Instruction: Extract every line of the data below and reproduce each one verbatim, without alteration.

(Rows taken from a layout dataset)
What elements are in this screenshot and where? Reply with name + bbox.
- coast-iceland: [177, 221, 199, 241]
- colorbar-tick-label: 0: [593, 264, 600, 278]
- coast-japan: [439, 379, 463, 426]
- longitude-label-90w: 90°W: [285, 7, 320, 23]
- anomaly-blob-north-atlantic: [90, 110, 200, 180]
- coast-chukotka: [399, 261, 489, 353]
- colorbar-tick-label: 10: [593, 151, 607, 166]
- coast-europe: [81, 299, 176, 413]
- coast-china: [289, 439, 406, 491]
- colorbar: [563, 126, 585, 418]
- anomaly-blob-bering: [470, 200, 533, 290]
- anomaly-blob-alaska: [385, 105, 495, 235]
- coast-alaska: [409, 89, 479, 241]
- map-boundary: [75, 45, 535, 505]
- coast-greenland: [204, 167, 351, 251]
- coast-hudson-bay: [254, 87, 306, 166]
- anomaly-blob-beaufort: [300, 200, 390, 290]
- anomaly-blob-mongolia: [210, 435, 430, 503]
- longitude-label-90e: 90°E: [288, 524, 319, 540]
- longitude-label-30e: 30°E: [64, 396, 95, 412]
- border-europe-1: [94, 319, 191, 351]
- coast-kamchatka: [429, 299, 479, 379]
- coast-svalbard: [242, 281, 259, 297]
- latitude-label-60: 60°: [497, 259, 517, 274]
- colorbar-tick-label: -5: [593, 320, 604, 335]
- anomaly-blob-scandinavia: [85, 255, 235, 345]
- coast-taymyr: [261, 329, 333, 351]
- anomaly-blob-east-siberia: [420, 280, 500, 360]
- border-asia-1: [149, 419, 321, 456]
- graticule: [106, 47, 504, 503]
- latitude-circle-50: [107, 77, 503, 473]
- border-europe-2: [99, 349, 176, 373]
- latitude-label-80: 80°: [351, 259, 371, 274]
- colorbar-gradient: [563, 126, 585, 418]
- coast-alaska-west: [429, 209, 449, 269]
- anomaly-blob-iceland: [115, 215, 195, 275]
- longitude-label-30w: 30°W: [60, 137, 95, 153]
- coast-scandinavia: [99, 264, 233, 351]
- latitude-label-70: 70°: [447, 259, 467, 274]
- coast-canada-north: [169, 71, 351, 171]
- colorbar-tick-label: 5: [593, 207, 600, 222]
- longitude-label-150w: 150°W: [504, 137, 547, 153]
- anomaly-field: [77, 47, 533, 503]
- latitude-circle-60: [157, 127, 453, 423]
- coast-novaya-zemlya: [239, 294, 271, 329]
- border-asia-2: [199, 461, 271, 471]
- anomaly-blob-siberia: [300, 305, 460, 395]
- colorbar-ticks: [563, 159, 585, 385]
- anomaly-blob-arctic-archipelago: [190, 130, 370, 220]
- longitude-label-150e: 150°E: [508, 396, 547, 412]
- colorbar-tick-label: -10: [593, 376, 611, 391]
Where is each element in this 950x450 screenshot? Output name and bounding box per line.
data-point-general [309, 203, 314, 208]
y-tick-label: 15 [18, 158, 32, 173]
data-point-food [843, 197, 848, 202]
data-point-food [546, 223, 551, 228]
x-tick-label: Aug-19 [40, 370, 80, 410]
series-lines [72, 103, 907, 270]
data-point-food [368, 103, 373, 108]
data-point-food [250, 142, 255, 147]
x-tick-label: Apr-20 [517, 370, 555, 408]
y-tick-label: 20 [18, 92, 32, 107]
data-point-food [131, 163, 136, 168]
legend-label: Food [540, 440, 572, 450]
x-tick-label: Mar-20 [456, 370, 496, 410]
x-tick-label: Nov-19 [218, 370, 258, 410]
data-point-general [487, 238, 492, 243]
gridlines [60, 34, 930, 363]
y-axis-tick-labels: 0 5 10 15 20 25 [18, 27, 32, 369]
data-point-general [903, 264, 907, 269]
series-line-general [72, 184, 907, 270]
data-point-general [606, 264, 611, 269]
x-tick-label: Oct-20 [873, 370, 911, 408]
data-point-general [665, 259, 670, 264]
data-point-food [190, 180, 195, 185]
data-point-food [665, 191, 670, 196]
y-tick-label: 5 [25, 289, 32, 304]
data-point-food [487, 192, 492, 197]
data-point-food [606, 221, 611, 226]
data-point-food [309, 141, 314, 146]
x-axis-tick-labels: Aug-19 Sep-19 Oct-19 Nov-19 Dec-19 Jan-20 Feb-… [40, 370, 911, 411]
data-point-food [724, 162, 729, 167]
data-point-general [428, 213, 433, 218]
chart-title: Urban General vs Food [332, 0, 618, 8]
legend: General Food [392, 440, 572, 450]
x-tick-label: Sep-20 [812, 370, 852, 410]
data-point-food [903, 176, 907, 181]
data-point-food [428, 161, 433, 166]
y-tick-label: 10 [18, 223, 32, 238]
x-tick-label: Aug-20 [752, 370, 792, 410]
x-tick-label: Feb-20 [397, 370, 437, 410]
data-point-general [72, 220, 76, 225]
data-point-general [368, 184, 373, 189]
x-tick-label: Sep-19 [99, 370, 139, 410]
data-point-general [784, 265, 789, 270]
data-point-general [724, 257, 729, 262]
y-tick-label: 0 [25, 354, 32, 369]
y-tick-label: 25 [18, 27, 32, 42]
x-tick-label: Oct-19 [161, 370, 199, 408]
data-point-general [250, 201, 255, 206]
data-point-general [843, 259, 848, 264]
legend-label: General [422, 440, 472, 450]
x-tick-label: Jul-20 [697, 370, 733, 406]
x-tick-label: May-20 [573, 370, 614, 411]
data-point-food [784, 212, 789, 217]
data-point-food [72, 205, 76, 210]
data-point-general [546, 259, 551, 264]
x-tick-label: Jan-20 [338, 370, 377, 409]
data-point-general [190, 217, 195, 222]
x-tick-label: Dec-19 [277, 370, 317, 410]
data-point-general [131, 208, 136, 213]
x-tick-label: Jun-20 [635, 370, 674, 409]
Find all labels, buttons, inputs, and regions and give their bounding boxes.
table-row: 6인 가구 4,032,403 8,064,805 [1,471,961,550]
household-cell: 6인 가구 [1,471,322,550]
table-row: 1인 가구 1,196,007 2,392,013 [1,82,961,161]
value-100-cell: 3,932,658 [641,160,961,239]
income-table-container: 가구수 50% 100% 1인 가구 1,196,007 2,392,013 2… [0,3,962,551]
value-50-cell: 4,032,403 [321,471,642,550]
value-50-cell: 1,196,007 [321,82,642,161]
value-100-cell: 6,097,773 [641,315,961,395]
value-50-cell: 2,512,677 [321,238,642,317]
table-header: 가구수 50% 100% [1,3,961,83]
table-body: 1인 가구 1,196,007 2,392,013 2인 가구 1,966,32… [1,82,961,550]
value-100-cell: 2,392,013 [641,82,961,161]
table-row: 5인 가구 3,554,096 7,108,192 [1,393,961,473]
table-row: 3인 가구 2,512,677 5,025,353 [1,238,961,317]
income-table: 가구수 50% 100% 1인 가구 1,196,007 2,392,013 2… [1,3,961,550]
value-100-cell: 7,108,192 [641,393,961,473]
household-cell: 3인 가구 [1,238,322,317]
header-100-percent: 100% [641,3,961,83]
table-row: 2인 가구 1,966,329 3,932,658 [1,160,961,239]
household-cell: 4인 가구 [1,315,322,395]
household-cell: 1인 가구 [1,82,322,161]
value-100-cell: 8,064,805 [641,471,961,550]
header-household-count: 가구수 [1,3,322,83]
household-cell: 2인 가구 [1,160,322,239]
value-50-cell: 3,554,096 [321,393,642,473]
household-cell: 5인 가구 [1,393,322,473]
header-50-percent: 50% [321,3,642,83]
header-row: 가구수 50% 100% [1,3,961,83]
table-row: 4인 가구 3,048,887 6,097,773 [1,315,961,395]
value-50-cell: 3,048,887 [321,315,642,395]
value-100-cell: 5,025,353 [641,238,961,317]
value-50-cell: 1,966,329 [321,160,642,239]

Final result:
What elements are in this screenshot and where? Reply with name + bbox.
- coast-iceland: [177, 221, 199, 241]
- colorbar-tick-label: 0: [593, 264, 600, 278]
- coast-japan: [439, 379, 463, 426]
- longitude-label-90w: 90°W: [285, 7, 320, 23]
- anomaly-blob-north-atlantic: [90, 110, 200, 180]
- coast-chukotka: [399, 261, 489, 353]
- colorbar-tick-label: 10: [593, 151, 607, 166]
- coast-europe: [81, 299, 176, 413]
- coast-china: [289, 439, 406, 491]
- colorbar: [563, 126, 585, 418]
- anomaly-blob-bering: [470, 200, 533, 290]
- anomaly-blob-alaska: [385, 105, 495, 235]
- coast-alaska: [409, 89, 479, 241]
- map-boundary: [75, 45, 535, 505]
- coast-greenland: [204, 167, 351, 251]
- coast-hudson-bay: [254, 87, 306, 166]
- anomaly-blob-beaufort: [300, 200, 390, 290]
- anomaly-blob-mongolia: [210, 435, 430, 503]
- longitude-label-90e: 90°E: [288, 524, 319, 540]
- longitude-label-30e: 30°E: [64, 396, 95, 412]
- border-europe-1: [94, 319, 191, 351]
- coast-kamchatka: [429, 299, 479, 379]
- coast-svalbard: [242, 281, 259, 297]
- latitude-label-60: 60°: [497, 259, 517, 274]
- colorbar-tick-label: -5: [593, 320, 604, 335]
- anomaly-blob-scandinavia: [85, 255, 235, 345]
- coast-taymyr: [261, 329, 333, 351]
- anomaly-blob-east-siberia: [420, 280, 500, 360]
- border-asia-1: [149, 419, 321, 456]
- graticule: [106, 47, 504, 503]
- latitude-circle-50: [107, 77, 503, 473]
- border-europe-2: [99, 349, 176, 373]
- latitude-label-80: 80°: [351, 259, 371, 274]
- colorbar-gradient: [563, 126, 585, 418]
- coast-alaska-west: [429, 209, 449, 269]
- anomaly-blob-iceland: [115, 215, 195, 275]
- longitude-label-30w: 30°W: [60, 137, 95, 153]
- coast-scandinavia: [99, 264, 233, 351]
- latitude-label-70: 70°: [447, 259, 467, 274]
- coast-canada-north: [169, 71, 351, 171]
- colorbar-tick-label: 5: [593, 207, 600, 222]
- longitude-label-150w: 150°W: [504, 137, 547, 153]
- anomaly-field: [77, 47, 533, 503]
- latitude-circle-60: [157, 127, 453, 423]
- coast-novaya-zemlya: [239, 294, 271, 329]
- border-asia-2: [199, 461, 271, 471]
- anomaly-blob-siberia: [300, 305, 460, 395]
- colorbar-ticks: [563, 159, 585, 385]
- anomaly-blob-arctic-archipelago: [190, 130, 370, 220]
- longitude-label-150e: 150°E: [508, 396, 547, 412]
- colorbar-tick-label: -10: [593, 376, 611, 391]
Where is each element in this 950x450 screenshot? Output name and bounding box per line.
data-point-general [309, 203, 314, 208]
y-tick-label: 15 [18, 158, 32, 173]
data-point-food [843, 197, 848, 202]
data-point-food [546, 223, 551, 228]
x-tick-label: Aug-19 [40, 370, 80, 410]
series-lines [72, 103, 907, 270]
data-point-food [368, 103, 373, 108]
data-point-food [250, 142, 255, 147]
x-tick-label: Apr-20 [517, 370, 555, 408]
y-tick-label: 20 [18, 92, 32, 107]
data-point-food [131, 163, 136, 168]
legend-label: Food [540, 440, 572, 450]
x-tick-label: Mar-20 [456, 370, 496, 410]
x-tick-label: Nov-19 [218, 370, 258, 410]
data-point-general [487, 238, 492, 243]
gridlines [60, 34, 930, 363]
y-axis-tick-labels: 0 5 10 15 20 25 [18, 27, 32, 369]
data-point-general [903, 264, 907, 269]
series-line-general [72, 184, 907, 270]
data-point-general [606, 264, 611, 269]
x-tick-label: Oct-20 [873, 370, 911, 408]
data-point-general [665, 259, 670, 264]
data-point-food [190, 180, 195, 185]
data-point-food [665, 191, 670, 196]
y-tick-label: 5 [25, 289, 32, 304]
data-point-food [487, 192, 492, 197]
data-point-food [606, 221, 611, 226]
data-point-food [309, 141, 314, 146]
x-axis-tick-labels: Aug-19 Sep-19 Oct-19 Nov-19 Dec-19 Jan-20 Feb-… [40, 370, 911, 411]
data-point-food [724, 162, 729, 167]
data-point-general [428, 213, 433, 218]
chart-title: Urban General vs Food [332, 0, 618, 8]
legend: General Food [392, 440, 572, 450]
x-tick-label: Sep-20 [812, 370, 852, 410]
data-point-food [903, 176, 907, 181]
data-point-food [428, 161, 433, 166]
y-tick-label: 10 [18, 223, 32, 238]
x-tick-label: Aug-20 [752, 370, 792, 410]
x-tick-label: Feb-20 [397, 370, 437, 410]
data-point-general [72, 220, 76, 225]
data-point-general [368, 184, 373, 189]
x-tick-label: Sep-19 [99, 370, 139, 410]
data-point-general [784, 265, 789, 270]
data-point-general [724, 257, 729, 262]
y-tick-label: 0 [25, 354, 32, 369]
y-tick-label: 25 [18, 27, 32, 42]
x-tick-label: Oct-19 [161, 370, 199, 408]
data-point-general [250, 201, 255, 206]
data-point-general [843, 259, 848, 264]
legend-label: General [422, 440, 472, 450]
x-tick-label: Jul-20 [697, 370, 733, 406]
x-tick-label: May-20 [573, 370, 614, 411]
data-point-food [784, 212, 789, 217]
data-point-food [72, 205, 76, 210]
data-point-general [546, 259, 551, 264]
x-tick-label: Jan-20 [338, 370, 377, 409]
data-point-general [190, 217, 195, 222]
x-tick-label: Dec-19 [277, 370, 317, 410]
data-point-general [131, 208, 136, 213]
x-tick-label: Jun-20 [635, 370, 674, 409]
Find all labels, buttons, inputs, and regions and give their bounding boxes.
table-row: 6인 가구 4,032,403 8,064,805 [1,471,961,550]
household-cell: 6인 가구 [1,471,322,550]
table-row: 1인 가구 1,196,007 2,392,013 [1,82,961,161]
value-100-cell: 3,932,658 [641,160,961,239]
income-table-container: 가구수 50% 100% 1인 가구 1,196,007 2,392,013 2… [0,3,962,551]
value-50-cell: 4,032,403 [321,471,642,550]
value-50-cell: 1,196,007 [321,82,642,161]
value-100-cell: 6,097,773 [641,315,961,395]
value-50-cell: 2,512,677 [321,238,642,317]
table-header: 가구수 50% 100% [1,3,961,83]
table-body: 1인 가구 1,196,007 2,392,013 2인 가구 1,966,32… [1,82,961,550]
value-100-cell: 2,392,013 [641,82,961,161]
table-row: 5인 가구 3,554,096 7,108,192 [1,393,961,473]
table-row: 3인 가구 2,512,677 5,025,353 [1,238,961,317]
income-table: 가구수 50% 100% 1인 가구 1,196,007 2,392,013 2… [1,3,961,550]
value-100-cell: 7,108,192 [641,393,961,473]
household-cell: 3인 가구 [1,238,322,317]
header-100-percent: 100% [641,3,961,83]
table-row: 2인 가구 1,966,329 3,932,658 [1,160,961,239]
household-cell: 4인 가구 [1,315,322,395]
household-cell: 1인 가구 [1,82,322,161]
value-100-cell: 8,064,805 [641,471,961,550]
header-household-count: 가구수 [1,3,322,83]
household-cell: 2인 가구 [1,160,322,239]
value-50-cell: 3,554,096 [321,393,642,473]
household-cell: 5인 가구 [1,393,322,473]
header-50-percent: 50% [321,3,642,83]
header-row: 가구수 50% 100% [1,3,961,83]
table-row: 4인 가구 3,048,887 6,097,773 [1,315,961,395]
value-50-cell: 3,048,887 [321,315,642,395]
value-100-cell: 5,025,353 [641,238,961,317]
value-50-cell: 1,966,329 [321,160,642,239]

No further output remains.